**STATED GOAL**: In the listing below, count each line containing "Output" and answer with the count only.

**TASK DATA**:

============================================================

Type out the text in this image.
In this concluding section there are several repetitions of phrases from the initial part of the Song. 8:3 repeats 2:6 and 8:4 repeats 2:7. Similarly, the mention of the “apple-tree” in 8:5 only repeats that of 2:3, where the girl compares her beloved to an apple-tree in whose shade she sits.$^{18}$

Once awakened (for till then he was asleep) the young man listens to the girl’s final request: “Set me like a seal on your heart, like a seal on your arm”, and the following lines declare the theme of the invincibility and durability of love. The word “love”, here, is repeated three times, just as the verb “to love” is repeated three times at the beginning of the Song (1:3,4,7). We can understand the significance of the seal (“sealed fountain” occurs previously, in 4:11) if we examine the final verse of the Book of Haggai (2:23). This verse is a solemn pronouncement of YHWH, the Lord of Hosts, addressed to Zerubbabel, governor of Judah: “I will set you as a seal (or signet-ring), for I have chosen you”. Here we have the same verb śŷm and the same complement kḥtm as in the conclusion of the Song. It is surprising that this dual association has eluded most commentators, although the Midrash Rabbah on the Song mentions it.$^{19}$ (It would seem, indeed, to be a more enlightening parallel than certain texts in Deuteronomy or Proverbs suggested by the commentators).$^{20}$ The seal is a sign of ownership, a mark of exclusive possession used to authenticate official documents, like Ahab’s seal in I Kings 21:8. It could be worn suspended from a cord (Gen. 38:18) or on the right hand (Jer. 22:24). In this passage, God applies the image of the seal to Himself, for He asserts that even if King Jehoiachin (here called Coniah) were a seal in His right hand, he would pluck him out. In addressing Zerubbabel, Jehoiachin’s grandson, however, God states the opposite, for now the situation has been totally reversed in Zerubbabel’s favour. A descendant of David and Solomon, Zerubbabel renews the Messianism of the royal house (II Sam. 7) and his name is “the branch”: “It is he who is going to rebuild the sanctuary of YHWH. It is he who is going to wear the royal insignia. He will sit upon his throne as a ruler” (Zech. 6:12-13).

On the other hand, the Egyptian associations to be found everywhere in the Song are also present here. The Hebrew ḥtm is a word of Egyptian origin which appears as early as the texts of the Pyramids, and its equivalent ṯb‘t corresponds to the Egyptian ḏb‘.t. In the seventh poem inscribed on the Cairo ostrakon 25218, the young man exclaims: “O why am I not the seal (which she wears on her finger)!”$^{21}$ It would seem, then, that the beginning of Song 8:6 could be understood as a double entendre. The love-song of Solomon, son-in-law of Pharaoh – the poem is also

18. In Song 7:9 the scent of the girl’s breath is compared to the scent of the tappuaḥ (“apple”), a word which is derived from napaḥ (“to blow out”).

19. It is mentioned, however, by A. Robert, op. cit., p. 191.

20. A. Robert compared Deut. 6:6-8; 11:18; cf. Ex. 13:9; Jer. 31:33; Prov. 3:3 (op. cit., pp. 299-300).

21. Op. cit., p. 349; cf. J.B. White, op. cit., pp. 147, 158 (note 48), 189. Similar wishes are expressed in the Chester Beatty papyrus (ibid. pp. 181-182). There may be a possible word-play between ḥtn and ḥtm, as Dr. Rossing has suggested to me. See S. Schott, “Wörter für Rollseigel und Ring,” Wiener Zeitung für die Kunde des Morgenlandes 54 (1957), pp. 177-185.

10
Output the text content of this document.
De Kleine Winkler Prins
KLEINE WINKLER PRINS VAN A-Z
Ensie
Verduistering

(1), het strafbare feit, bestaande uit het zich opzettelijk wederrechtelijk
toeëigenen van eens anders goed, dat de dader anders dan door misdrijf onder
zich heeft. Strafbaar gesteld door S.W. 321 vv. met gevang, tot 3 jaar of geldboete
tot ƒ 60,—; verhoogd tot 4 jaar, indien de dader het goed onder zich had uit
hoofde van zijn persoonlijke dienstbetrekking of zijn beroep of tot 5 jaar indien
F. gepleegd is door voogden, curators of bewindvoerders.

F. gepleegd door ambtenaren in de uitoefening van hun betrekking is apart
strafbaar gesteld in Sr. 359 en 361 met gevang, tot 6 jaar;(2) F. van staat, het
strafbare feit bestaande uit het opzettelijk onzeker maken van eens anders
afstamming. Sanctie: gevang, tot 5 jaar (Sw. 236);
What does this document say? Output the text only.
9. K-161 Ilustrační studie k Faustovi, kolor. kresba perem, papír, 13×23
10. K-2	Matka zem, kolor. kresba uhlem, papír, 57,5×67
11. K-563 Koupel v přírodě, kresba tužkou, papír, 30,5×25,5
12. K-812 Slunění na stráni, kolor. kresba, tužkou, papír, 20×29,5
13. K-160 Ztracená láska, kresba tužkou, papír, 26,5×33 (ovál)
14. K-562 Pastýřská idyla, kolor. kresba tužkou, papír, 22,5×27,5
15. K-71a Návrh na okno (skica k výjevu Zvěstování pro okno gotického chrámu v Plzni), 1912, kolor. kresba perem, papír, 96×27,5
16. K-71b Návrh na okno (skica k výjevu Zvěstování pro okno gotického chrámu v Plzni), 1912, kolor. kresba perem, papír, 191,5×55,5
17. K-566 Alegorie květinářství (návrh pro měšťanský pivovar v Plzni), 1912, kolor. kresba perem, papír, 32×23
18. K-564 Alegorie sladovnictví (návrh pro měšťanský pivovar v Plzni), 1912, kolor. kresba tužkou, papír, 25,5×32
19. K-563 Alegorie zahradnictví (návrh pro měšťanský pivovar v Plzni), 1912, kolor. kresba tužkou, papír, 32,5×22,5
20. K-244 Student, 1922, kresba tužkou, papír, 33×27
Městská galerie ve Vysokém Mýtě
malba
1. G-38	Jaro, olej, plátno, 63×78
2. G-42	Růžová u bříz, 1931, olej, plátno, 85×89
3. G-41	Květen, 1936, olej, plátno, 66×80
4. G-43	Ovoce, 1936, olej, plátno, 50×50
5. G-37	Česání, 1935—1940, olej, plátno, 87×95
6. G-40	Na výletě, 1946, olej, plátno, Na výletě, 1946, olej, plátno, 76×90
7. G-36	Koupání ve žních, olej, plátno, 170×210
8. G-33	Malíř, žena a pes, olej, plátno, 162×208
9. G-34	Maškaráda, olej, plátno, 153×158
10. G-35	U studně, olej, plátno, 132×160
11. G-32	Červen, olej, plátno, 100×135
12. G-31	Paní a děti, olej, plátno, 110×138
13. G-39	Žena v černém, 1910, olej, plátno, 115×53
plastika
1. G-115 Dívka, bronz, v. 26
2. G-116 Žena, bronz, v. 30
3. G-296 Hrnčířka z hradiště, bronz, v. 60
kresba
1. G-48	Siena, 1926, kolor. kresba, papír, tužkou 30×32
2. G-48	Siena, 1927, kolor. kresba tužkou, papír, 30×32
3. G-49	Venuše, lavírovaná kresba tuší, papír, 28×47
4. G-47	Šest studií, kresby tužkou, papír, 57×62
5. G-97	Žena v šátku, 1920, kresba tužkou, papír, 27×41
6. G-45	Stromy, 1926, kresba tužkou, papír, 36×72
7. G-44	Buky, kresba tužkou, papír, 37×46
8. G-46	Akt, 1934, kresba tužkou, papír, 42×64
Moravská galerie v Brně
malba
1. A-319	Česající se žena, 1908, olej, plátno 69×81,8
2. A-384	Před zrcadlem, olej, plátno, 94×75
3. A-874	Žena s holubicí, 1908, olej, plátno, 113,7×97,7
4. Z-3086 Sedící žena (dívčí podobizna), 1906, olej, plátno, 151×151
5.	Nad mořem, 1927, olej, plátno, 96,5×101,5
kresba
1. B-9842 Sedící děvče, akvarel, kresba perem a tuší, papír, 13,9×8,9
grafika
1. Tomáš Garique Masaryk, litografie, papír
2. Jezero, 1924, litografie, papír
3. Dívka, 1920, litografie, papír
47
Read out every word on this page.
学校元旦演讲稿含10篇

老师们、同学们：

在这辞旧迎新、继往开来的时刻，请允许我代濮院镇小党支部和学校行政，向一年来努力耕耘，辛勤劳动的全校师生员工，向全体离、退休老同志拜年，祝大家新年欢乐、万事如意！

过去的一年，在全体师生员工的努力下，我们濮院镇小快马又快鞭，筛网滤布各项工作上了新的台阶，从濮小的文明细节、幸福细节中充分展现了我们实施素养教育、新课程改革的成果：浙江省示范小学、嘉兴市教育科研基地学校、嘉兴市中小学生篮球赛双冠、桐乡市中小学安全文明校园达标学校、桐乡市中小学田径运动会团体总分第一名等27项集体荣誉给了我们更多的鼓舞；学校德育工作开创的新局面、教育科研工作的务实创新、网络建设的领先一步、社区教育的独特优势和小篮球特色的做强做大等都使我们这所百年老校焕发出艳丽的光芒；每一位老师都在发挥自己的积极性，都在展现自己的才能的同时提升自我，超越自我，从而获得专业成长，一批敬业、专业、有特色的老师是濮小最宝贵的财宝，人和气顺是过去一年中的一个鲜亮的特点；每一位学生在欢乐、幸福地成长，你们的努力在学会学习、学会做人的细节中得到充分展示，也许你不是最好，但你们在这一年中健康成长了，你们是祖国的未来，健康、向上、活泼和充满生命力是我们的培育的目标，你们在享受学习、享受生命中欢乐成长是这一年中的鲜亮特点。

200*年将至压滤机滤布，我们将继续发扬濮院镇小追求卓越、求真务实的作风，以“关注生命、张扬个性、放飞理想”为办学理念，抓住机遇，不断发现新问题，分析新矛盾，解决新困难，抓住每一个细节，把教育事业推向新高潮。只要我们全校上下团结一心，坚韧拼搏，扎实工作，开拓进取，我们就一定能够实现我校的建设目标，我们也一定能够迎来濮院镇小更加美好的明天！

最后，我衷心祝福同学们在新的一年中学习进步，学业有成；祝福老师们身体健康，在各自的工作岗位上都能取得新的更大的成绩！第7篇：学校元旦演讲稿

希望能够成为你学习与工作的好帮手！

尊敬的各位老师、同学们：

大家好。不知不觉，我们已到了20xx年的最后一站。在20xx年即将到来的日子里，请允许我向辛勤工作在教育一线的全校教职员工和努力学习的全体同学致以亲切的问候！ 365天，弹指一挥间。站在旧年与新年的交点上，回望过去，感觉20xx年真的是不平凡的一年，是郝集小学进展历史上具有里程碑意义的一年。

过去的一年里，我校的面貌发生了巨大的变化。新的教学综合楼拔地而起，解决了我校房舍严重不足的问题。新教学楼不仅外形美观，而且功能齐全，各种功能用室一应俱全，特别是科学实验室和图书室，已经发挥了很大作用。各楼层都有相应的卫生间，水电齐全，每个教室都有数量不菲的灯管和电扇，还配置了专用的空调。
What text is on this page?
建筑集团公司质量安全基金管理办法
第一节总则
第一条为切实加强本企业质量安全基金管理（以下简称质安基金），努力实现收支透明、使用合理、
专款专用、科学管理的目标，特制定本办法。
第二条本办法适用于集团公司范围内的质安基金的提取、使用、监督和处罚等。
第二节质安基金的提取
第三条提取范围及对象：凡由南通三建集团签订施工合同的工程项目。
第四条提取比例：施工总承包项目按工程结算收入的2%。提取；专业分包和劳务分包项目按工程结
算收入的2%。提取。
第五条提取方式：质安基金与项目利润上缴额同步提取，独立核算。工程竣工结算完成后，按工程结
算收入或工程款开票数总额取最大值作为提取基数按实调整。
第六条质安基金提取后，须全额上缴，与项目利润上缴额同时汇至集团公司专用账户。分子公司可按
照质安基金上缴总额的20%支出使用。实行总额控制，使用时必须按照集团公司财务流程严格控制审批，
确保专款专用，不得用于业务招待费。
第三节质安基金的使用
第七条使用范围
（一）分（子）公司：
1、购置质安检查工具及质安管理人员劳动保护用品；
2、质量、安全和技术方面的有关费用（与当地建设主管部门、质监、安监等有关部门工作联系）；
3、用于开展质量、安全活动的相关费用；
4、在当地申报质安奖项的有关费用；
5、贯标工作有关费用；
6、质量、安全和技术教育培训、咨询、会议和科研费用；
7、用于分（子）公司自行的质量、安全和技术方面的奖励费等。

============================================================

**TASK ANSWER**: 2